▶ Your task: Take every line from the listing below that contains "icon".
━━━━━━━━━━━━━━━━
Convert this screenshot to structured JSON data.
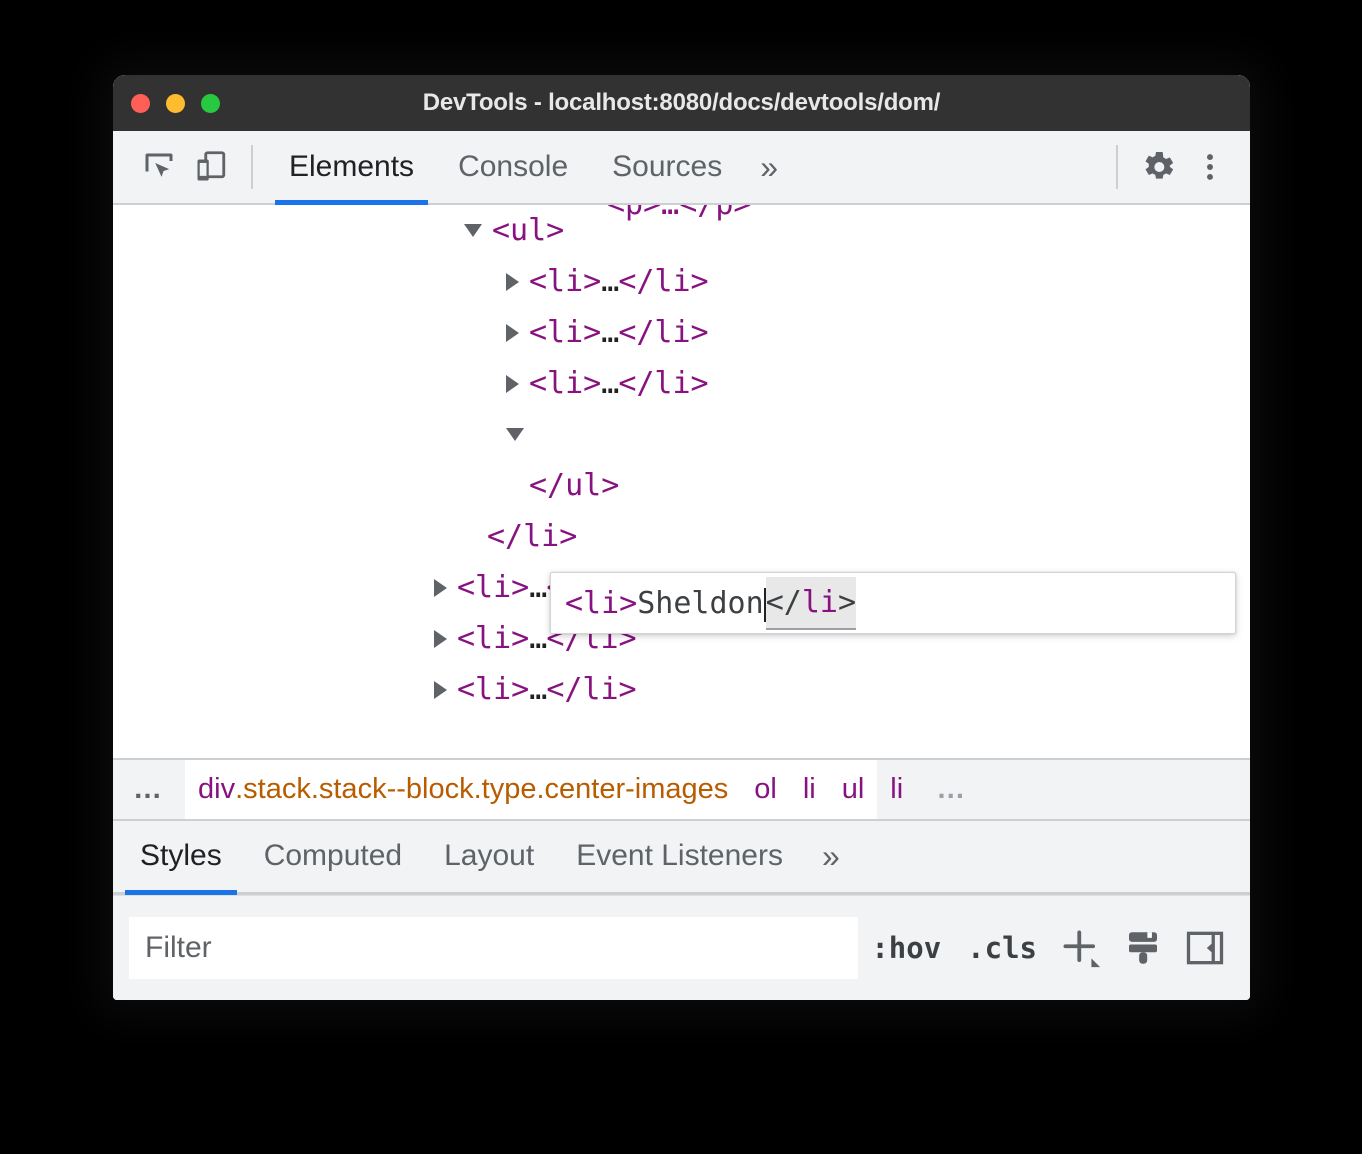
{
  "window": {
    "title": "DevTools - localhost:8080/docs/devtools/dom/",
    "traffic_lights": [
      {
        "name": "close",
        "color": "#ff5f56"
      },
      {
        "name": "minimize",
        "color": "#febc2e"
      },
      {
        "name": "maximize",
        "color": "#28c840"
      }
    ]
  },
  "toolbar": {
    "inspect_icon": "inspect-element-icon",
    "device_icon": "device-toolbar-icon",
    "tabs": [
      {
        "label": "Elements",
        "active": true
      },
      {
        "label": "Console",
        "active": false
      },
      {
        "label": "Sources",
        "active": false
      }
    ],
    "more_tabs": "»",
    "settings_icon": "gear-icon",
    "menu_icon": "kebab-menu-icon"
  },
  "dom_tree": {
    "clipped_top_row": "<p>…</p>",
    "rows": [
      {
        "indent": 1,
        "twisty": "open",
        "text": "<ul>"
      },
      {
        "indent": 2,
        "twisty": "closed",
        "prefix": "<li>",
        "ellipsis": "…",
        "suffix": "</li>"
      },
      {
        "indent": 2,
        "twisty": "closed",
        "prefix": "<li>",
        "ellipsis": "…",
        "suffix": "</li>"
      },
      {
        "indent": 2,
        "twisty": "closed",
        "prefix": "<li>",
        "ellipsis": "…",
        "suffix": "</li>"
      },
      {
        "indent": 2,
        "twisty": "open",
        "text": ""
      },
      {
        "indent": 2,
        "twisty": "blank",
        "text": "</ul>"
      },
      {
        "indent": 1,
        "twisty": "blank",
        "text": "</li>"
      },
      {
        "indent": 1,
        "twisty": "closed",
        "prefix": "<li>",
        "ellipsis": "…",
        "suffix": "</li>"
      },
      {
        "indent": 1,
        "twisty": "closed",
        "prefix": "<li>",
        "ellipsis": "…",
        "suffix": "</li>"
      },
      {
        "indent": 1,
        "twisty": "closed",
        "prefix": "<li>",
        "ellipsis": "…",
        "suffix": "</li>"
      }
    ]
  },
  "edit_box": {
    "open_tag": "<li>",
    "text_value": "Sheldon",
    "close_tag_slash": "</",
    "close_tag_name": "li",
    "close_tag_end": ">"
  },
  "breadcrumb": {
    "overflow_left": "…",
    "overflow_right": "…",
    "items": [
      {
        "name": "div",
        "classes": ".stack.stack--block.type.center-images",
        "selected": false
      },
      {
        "name": "ol",
        "classes": "",
        "selected": false
      },
      {
        "name": "li",
        "classes": "",
        "selected": false
      },
      {
        "name": "ul",
        "classes": "",
        "selected": false
      },
      {
        "name": "li",
        "classes": "",
        "selected": true
      }
    ]
  },
  "styles_pane": {
    "tabs": [
      {
        "label": "Styles",
        "active": true
      },
      {
        "label": "Computed",
        "active": false
      },
      {
        "label": "Layout",
        "active": false
      },
      {
        "label": "Event Listeners",
        "active": false
      }
    ],
    "more_tabs": "»",
    "filter_placeholder": "Filter",
    "filter_value": "",
    "hov_label": ":hov",
    "cls_label": ".cls",
    "new_rule_icon": "plus-icon",
    "copy_styles_icon": "paintbrush-icon",
    "toggle_sidebar_icon": "collapse-sidebar-icon"
  },
  "colors": {
    "accent": "#1a73e8",
    "tag": "#881280",
    "class": "#b85c00",
    "chrome": "#f1f3f4",
    "titlebar": "#323232"
  }
}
━━━━━━━━━━━━━━━━
▶ The output:
    "inspect_icon": "inspect-element-icon",
    "device_icon": "device-toolbar-icon",
    "settings_icon": "gear-icon",
    "menu_icon": "kebab-menu-icon"
    "new_rule_icon": "plus-icon",
    "copy_styles_icon": "paintbrush-icon",
    "toggle_sidebar_icon": "collapse-sidebar-icon"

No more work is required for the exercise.